## GIVEN EXERCISE
Pull out each line in the records below that contains the string "panel", and list those lines.

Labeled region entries
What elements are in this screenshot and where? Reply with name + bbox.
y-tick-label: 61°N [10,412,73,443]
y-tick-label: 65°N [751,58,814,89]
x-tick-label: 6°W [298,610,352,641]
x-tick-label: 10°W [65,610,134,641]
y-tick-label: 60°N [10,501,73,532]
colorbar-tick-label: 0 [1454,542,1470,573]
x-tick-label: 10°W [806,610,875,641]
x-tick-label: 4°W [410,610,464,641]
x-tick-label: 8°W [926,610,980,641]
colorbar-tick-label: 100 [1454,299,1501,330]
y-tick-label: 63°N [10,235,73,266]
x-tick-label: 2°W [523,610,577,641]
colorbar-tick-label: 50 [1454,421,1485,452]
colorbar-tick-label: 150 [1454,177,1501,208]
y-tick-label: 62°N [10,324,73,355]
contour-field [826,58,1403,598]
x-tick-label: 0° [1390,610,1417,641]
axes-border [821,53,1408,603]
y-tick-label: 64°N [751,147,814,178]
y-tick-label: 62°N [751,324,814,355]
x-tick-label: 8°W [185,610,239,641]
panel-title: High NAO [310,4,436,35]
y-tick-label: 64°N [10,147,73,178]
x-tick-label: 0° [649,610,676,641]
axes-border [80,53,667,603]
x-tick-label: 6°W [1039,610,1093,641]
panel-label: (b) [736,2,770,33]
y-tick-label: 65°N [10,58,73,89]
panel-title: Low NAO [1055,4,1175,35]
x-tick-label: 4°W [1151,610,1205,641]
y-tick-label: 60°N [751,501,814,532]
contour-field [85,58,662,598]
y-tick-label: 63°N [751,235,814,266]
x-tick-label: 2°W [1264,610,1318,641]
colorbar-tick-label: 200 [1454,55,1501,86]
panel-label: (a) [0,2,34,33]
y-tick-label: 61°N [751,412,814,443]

## RESPONSE TO THE EXERCISE
panel-title: High NAO [310,4,436,35]
panel-label: (b) [736,2,770,33]
panel-title: Low NAO [1055,4,1175,35]
panel-label: (a) [0,2,34,33]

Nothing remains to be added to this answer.